▶ Requirement
Where does the string "sexuales" occur in the entries below? Copy every line where it does.

[Transcribed page data]
------

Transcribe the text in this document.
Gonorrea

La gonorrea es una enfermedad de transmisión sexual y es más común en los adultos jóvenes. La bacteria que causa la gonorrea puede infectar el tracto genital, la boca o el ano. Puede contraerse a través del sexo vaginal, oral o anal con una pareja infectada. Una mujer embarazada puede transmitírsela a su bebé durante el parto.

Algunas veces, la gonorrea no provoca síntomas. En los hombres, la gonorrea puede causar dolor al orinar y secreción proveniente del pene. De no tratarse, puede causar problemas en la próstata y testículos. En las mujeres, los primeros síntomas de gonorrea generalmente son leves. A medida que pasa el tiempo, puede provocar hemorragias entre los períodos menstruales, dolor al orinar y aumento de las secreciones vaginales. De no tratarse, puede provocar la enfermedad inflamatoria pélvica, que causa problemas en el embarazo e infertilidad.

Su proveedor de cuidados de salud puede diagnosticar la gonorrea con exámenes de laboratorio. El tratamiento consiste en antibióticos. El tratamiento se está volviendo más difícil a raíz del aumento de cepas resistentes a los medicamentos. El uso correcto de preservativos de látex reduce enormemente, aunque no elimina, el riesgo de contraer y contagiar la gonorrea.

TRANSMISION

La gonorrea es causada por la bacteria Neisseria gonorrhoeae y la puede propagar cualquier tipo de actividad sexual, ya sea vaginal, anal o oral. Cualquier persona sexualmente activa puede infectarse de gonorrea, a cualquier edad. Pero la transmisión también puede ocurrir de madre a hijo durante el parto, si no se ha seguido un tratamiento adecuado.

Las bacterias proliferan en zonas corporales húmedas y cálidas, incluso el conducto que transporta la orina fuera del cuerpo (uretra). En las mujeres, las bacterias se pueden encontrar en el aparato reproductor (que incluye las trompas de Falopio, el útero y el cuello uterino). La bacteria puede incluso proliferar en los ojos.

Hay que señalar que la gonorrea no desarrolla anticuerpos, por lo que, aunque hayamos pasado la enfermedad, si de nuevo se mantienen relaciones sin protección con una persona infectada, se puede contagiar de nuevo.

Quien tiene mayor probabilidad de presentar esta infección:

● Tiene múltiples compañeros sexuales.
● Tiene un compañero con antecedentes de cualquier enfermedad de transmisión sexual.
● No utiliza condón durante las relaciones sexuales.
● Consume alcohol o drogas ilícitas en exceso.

------

▶ Your solution
● Tiene múltiples compañeros sexuales.
● No utiliza condón durante las relaciones sexuales.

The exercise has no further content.